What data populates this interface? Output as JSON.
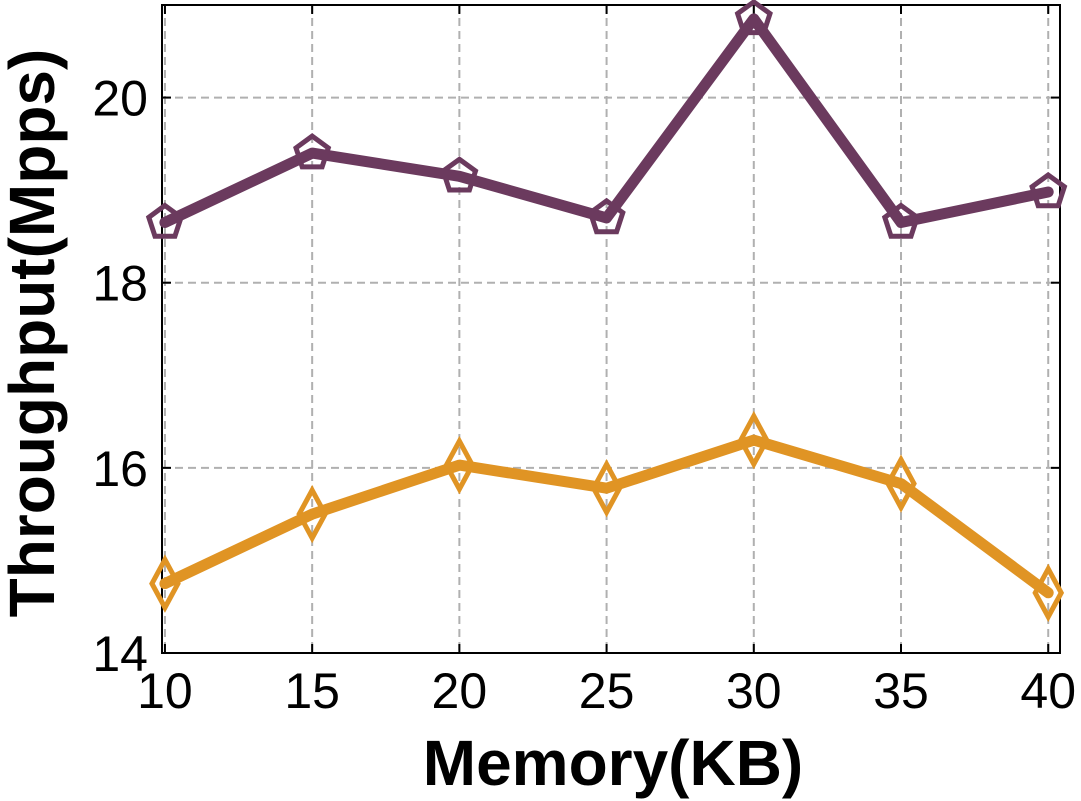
{
  "chart_data": {
    "type": "line",
    "xlabel": "Memory(KB)",
    "ylabel": "Throughput(Mpps)",
    "x": [
      10,
      15,
      20,
      25,
      30,
      35,
      40
    ],
    "xlim": [
      9.9,
      40.4
    ],
    "ylim": [
      14,
      21
    ],
    "xticks": [
      10,
      15,
      20,
      25,
      30,
      35,
      40
    ],
    "yticks": [
      14,
      16,
      18,
      20
    ],
    "grid": true,
    "series": [
      {
        "values": [
          18.65,
          19.4,
          19.15,
          18.7,
          20.85,
          18.65,
          18.98
        ],
        "color": "#6b3a5e",
        "marker": "pentagon-icon"
      },
      {
        "values": [
          14.75,
          15.5,
          16.03,
          15.78,
          16.3,
          15.83,
          14.65
        ],
        "color": "#e09424",
        "marker": "diamond-icon"
      }
    ]
  }
}
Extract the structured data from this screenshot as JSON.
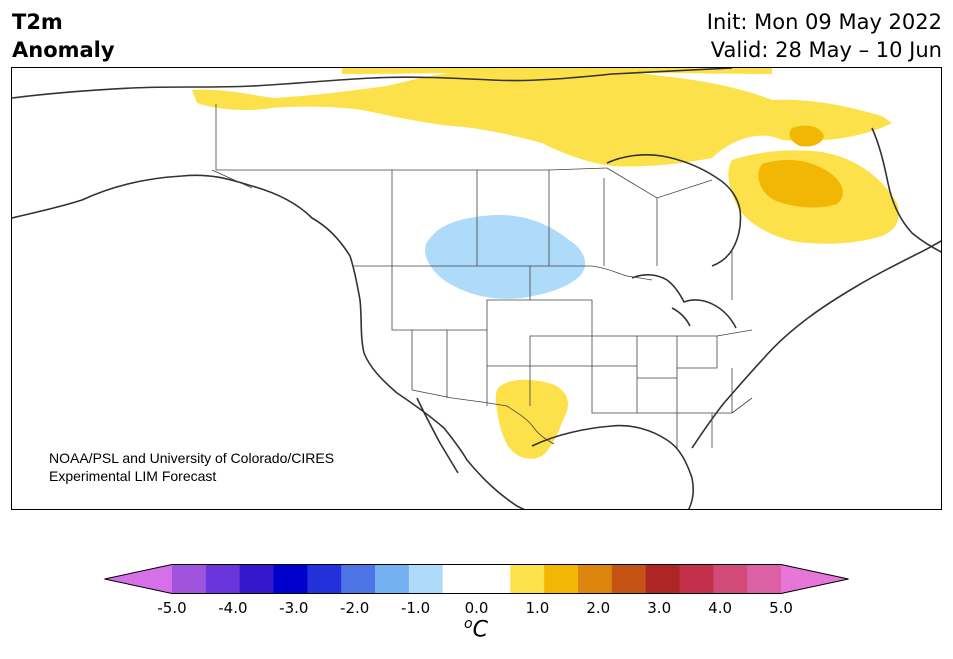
{
  "header": {
    "title_line1": "T2m",
    "title_line2": "Anomaly",
    "init": "Init: Mon 09 May 2022",
    "valid": "Valid: 28 May – 10 Jun"
  },
  "map": {
    "credit_line1": "NOAA/PSL and University of Colorado/CIRES",
    "credit_line2": "Experimental LIM Forecast",
    "region": "North America",
    "anomaly_regions": [
      {
        "area": "Northern Canada / Arctic Archipelago",
        "range": "0.5 to 1.0",
        "color": "#fde14a"
      },
      {
        "area": "Northern Quebec / Labrador",
        "range": "0.5 to 1.0",
        "color": "#fde14a"
      },
      {
        "area": "Northern Quebec core",
        "range": "1.0 to 1.5",
        "color": "#f2b705"
      },
      {
        "area": "Southern Prairies / Northern Plains",
        "range": "-1.0 to -0.5",
        "color": "#aedbfa"
      },
      {
        "area": "New Mexico / West Texas",
        "range": "0.5 to 1.0",
        "color": "#fde14a"
      }
    ]
  },
  "colorbar": {
    "colors": [
      "#d670e8",
      "#a053dd",
      "#6a36dc",
      "#3517cc",
      "#0000cc",
      "#2231d9",
      "#4d74e4",
      "#74b0f0",
      "#aedbfa",
      "#ffffff",
      "#ffffff",
      "#fde14a",
      "#f2b705",
      "#dd860f",
      "#c55313",
      "#ad2525",
      "#c23049",
      "#d24a78",
      "#db60a4",
      "#e676d8"
    ],
    "ticks": [
      "-5.0",
      "-4.0",
      "-3.0",
      "-2.0",
      "-1.0",
      "0.0",
      "1.0",
      "2.0",
      "3.0",
      "4.0",
      "5.0"
    ],
    "unit_base": "C",
    "unit_sup": "o"
  }
}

--- WHAT YOU NEED TO DO ---
Make an exact copy of every entry above, minus the images.

--- WRITTEN RESPONSE ---
What data populates this interface? Output as JSON.
{
  "chart_data": {
    "type": "line",
    "xlabel": "Memory(KB)",
    "ylabel": "Throughput(Mpps)",
    "x": [
      10,
      15,
      20,
      25,
      30,
      35,
      40
    ],
    "xlim": [
      9.9,
      40.4
    ],
    "ylim": [
      14,
      21
    ],
    "xticks": [
      10,
      15,
      20,
      25,
      30,
      35,
      40
    ],
    "yticks": [
      14,
      16,
      18,
      20
    ],
    "grid": true,
    "series": [
      {
        "values": [
          18.65,
          19.4,
          19.15,
          18.7,
          20.85,
          18.65,
          18.98
        ],
        "color": "#6b3a5e",
        "marker": "pentagon-icon"
      },
      {
        "values": [
          14.75,
          15.5,
          16.03,
          15.78,
          16.3,
          15.83,
          14.65
        ],
        "color": "#e09424",
        "marker": "diamond-icon"
      }
    ]
  }
}
Extract the structured data from this screenshot as JSON.
{
  "header": {
    "title_line1": "T2m",
    "title_line2": "Anomaly",
    "init": "Init: Mon 09 May 2022",
    "valid": "Valid: 28 May – 10 Jun"
  },
  "map": {
    "credit_line1": "NOAA/PSL and University of Colorado/CIRES",
    "credit_line2": "Experimental LIM Forecast",
    "region": "North America",
    "anomaly_regions": [
      {
        "area": "Northern Canada / Arctic Archipelago",
        "range": "0.5 to 1.0",
        "color": "#fde14a"
      },
      {
        "area": "Northern Quebec / Labrador",
        "range": "0.5 to 1.0",
        "color": "#fde14a"
      },
      {
        "area": "Northern Quebec core",
        "range": "1.0 to 1.5",
        "color": "#f2b705"
      },
      {
        "area": "Southern Prairies / Northern Plains",
        "range": "-1.0 to -0.5",
        "color": "#aedbfa"
      },
      {
        "area": "New Mexico / West Texas",
        "range": "0.5 to 1.0",
        "color": "#fde14a"
      }
    ]
  },
  "colorbar": {
    "colors": [
      "#d670e8",
      "#a053dd",
      "#6a36dc",
      "#3517cc",
      "#0000cc",
      "#2231d9",
      "#4d74e4",
      "#74b0f0",
      "#aedbfa",
      "#ffffff",
      "#ffffff",
      "#fde14a",
      "#f2b705",
      "#dd860f",
      "#c55313",
      "#ad2525",
      "#c23049",
      "#d24a78",
      "#db60a4",
      "#e676d8"
    ],
    "ticks": [
      "-5.0",
      "-4.0",
      "-3.0",
      "-2.0",
      "-1.0",
      "0.0",
      "1.0",
      "2.0",
      "3.0",
      "4.0",
      "5.0"
    ],
    "unit_base": "C",
    "unit_sup": "o"
  }
}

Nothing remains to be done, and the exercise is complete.